■ Texto de lectura ■
━━━━

Resumen de Objective diagnosis of fibromyalgia using neuroretinal evaluation and artificial intelligence

Luciano Boquete Vázquez, María José Vicente Altabás, Juan Manuel Miguel Jiménez, Eva María Sánchez Morla, Miguel Ortiz, Maria Satue, Elena García-Martin

• español

  Antecedentes/Objetivo Identificar biomarcadores objetivos de fibromialgia (FM) aplicando inteligencia artificial a datos estructurales de retina obtenidos mediante tomografía de coherencia óptica Swept Source (TCO-SS).

  Método Se evaluó una cohorte de 29 pacientes con FM y otra de 32 sujetos control, registrando los espesores de la retina completa, de varias capas de la retina [capa de células ganglionares (CCG+), CCG ampliada (CCG++, entre la membrana limitante interna y los límites de la capa nuclear interna) y capa de fibras nerviosas (CFNR)] y de la coroides, mediante TCO-SS. La capacidad discriminante se evaluó mediante el área bajo la curva ROC (AROC) y el algoritmo Relief. Se implementó un sistema de ayuda al diagnóstico con clasificador automático.

  Resultados No se observó diferencia significativa (p ≥ .660) en la coroides, pero sí en el sector inferior del anillo interno de la CFNR (p = .010) y en los cuatro sectores del anillo interno en las capas CCG+, CCG++ y retina completa. Utilizando un árbol de decisión ensemble RUSBoosted como clasificador de las características con mayor capacidad discriminante, se obtuvo una predicción alta (AROC=.820).

  Conclusiones Se identifica un potencial biomarcador objetivo y no invasivo para el diagnóstico de FM basado en el análisis de la neurorretina mediante TCO-SS.

• English

  Background/Objective This study aims to identify objective biomarkers of fibromyalgia (FM) by applying artificial intelligence algorithms to structural data on the neuroretina obtained using swept-source optical coherence tomography (SS-OCT).

━━━━

■ Ítems extraídos ■
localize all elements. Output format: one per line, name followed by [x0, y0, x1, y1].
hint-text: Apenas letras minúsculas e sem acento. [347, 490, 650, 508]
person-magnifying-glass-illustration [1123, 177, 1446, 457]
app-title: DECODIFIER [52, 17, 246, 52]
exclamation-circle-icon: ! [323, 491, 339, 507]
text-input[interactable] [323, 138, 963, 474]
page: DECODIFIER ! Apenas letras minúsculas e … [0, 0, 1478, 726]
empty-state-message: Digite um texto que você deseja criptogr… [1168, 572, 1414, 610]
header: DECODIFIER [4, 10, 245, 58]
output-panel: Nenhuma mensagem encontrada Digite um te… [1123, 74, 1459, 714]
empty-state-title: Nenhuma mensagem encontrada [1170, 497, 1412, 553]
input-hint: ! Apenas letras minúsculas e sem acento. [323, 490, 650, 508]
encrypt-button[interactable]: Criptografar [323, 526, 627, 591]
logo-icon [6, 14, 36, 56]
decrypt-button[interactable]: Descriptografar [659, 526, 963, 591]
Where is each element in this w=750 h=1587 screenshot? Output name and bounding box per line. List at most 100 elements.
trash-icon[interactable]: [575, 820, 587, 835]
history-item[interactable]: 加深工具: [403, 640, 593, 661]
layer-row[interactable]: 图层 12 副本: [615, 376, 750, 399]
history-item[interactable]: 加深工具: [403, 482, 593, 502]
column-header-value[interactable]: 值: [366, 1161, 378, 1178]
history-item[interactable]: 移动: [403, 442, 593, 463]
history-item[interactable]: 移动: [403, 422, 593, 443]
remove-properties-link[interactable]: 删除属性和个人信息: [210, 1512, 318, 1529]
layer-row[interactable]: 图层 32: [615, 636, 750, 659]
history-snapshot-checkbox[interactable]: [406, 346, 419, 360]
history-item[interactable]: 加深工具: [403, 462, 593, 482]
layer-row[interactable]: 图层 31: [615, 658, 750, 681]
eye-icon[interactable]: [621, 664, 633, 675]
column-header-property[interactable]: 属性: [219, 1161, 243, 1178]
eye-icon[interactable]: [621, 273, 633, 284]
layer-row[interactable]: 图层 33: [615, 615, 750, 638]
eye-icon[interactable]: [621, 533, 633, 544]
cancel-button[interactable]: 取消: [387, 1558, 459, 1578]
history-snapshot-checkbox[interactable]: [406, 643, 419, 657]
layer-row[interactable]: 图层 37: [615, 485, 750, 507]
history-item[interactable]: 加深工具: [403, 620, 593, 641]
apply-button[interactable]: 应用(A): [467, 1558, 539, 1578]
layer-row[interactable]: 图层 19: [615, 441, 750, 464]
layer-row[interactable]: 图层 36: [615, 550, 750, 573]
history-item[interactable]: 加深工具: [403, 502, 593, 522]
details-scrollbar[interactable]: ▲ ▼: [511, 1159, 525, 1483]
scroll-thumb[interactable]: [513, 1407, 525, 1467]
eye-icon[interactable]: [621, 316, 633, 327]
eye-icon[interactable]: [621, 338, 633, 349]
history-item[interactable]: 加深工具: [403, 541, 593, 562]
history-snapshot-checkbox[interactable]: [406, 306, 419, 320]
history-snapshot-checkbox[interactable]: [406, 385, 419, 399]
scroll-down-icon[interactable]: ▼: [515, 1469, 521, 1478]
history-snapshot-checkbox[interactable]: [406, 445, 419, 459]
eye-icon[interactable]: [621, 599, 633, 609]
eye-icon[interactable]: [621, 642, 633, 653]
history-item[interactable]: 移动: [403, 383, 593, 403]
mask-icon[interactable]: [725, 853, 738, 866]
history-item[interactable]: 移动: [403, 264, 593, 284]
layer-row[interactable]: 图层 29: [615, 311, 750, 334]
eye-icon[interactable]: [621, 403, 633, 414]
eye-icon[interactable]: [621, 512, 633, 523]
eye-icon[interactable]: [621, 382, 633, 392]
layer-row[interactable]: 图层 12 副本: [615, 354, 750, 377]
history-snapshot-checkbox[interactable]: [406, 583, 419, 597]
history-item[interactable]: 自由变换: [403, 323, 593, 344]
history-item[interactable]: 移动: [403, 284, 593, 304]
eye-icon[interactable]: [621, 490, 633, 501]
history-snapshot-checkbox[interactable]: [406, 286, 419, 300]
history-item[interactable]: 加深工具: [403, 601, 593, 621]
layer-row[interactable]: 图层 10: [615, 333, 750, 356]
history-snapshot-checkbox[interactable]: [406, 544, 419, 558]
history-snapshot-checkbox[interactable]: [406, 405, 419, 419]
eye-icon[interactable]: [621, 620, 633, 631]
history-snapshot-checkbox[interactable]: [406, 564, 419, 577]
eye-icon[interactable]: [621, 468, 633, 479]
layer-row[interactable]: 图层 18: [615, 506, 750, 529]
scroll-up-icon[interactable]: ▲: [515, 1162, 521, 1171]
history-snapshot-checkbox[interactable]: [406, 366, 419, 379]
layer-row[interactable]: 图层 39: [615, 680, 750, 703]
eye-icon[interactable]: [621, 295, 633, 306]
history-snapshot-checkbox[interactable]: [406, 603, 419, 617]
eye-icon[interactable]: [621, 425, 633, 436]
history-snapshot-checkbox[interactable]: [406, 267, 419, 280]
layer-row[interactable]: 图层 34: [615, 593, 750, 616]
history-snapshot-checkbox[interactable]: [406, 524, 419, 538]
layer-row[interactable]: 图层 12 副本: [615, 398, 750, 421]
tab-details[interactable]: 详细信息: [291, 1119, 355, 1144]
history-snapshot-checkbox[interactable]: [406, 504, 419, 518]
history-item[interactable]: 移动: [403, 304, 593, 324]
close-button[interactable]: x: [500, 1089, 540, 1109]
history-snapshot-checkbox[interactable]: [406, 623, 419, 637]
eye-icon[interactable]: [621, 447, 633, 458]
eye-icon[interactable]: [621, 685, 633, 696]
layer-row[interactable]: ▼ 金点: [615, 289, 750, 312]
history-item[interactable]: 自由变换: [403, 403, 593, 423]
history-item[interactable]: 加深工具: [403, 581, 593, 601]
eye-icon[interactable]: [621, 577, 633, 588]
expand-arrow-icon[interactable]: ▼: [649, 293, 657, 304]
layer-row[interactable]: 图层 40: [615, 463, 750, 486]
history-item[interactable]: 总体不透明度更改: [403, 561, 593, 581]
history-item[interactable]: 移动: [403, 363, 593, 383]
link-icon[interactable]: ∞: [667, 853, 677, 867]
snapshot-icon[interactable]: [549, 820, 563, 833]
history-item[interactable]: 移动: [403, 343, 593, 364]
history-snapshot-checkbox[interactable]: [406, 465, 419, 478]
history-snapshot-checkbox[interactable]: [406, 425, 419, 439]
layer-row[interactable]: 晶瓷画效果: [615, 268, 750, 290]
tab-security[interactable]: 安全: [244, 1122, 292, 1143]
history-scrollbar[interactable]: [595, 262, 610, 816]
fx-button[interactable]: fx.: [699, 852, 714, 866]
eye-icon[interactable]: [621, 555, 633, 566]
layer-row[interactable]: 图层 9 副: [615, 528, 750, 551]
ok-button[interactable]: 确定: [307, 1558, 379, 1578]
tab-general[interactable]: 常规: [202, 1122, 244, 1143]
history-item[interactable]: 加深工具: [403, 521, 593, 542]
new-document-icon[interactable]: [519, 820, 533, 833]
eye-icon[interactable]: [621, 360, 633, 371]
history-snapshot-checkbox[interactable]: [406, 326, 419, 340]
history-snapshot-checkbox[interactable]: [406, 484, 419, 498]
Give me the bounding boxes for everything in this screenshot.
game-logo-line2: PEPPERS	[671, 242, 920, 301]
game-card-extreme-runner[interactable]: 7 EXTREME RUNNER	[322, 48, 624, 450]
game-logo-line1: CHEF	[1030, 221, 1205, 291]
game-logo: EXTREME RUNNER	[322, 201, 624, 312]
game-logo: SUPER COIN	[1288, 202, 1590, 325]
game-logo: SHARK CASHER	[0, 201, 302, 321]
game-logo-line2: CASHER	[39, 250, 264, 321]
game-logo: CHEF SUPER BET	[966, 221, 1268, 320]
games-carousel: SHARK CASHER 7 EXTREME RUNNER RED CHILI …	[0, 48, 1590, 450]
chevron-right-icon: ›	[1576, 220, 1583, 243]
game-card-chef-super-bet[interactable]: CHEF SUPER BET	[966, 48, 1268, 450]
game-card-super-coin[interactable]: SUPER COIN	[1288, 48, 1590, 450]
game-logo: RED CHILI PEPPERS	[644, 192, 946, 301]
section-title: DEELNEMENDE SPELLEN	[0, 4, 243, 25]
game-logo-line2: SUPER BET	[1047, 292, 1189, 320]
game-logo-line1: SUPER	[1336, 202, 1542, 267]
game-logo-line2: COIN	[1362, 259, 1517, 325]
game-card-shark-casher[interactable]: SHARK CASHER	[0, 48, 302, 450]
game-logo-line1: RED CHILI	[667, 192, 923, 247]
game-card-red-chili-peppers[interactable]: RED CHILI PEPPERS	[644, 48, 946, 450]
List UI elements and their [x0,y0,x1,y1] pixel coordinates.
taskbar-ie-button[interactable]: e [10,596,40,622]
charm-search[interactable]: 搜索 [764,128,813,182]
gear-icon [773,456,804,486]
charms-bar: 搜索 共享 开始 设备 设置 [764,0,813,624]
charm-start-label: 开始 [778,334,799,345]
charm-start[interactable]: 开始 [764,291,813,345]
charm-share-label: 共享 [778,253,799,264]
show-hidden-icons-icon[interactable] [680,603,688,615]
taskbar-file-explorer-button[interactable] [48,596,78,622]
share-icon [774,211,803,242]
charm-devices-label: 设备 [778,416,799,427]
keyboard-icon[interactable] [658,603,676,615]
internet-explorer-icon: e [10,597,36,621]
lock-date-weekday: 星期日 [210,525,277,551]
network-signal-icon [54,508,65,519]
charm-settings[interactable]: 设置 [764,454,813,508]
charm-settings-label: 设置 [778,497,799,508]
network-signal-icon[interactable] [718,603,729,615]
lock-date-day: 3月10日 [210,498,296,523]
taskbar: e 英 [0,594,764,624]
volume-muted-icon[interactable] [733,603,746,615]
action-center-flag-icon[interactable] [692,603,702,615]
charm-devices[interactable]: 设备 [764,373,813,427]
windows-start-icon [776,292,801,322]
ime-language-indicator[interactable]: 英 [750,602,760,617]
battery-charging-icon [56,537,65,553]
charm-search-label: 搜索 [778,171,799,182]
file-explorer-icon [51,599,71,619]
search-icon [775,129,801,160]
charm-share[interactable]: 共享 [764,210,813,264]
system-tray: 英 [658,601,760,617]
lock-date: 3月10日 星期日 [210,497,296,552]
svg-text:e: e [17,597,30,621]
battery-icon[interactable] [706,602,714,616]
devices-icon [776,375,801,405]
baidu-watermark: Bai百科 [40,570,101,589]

━━━━

■ Trabajo requerido ■
- a) Imprime sin cambios el pasaje del resumen sobre fibromialgia que va desde "Conclusiones Se identifica" hasta "coherence tomography (SS-OCT).".
- b) Escribe lo que sigue en el resumen sobre fibromialgia a partir de su última oración.

■ Respuestas en orden ■
- a)
Conclusiones Se identifica un potencial biomarcador objetivo y no invasivo para el diagnóstico de FM basado en el análisis de la neurorretina mediante TCO-SS.

• English

  Background/Objective This study aims to identify objective biomarkers of fibromyalgia (FM) by applying artificial intelligence algorithms to structural data on the neuroretina obtained using swept-source optical coherence tomography (SS-OCT).

- b)
  Method The study cohort comprised 29 FM patients and 32 control subjects. The thicknesses of complete retina, 3 retinal layers [ganglion cell layer (GCL+), GCL++ (between the inner limiting membrane and the inner nuclear layer boundaries) and retinal nerve fiber layer (RNFL)] and choroid in 9 areas around the macula were obtained using SS-OCT. Discriminant capacity was evaluated using the area under the curve (AUC) and the Relief algorithm. A diagnostic aid system with an automatic classifier was implemented.

  Results No significant difference (p ≥ .660) was found anywhere in the choroid. In the RNFL, a significant difference was found in the inner inferior region (p = .010). In the GCL+, GCL++ layers and complete retina, a significant difference was found in the 4 regions defining the inner ring: temporal, superior, nasal and inferior. Applying an ensemble RUSBoosted tree classifier to the features with greatest discriminant capacity achieved accuracy = .82 and AUC = .82.

  Conclusions This study identifies a potential novel objective and non-invasive biomarker of FM based on retina analysis using SS-OCT.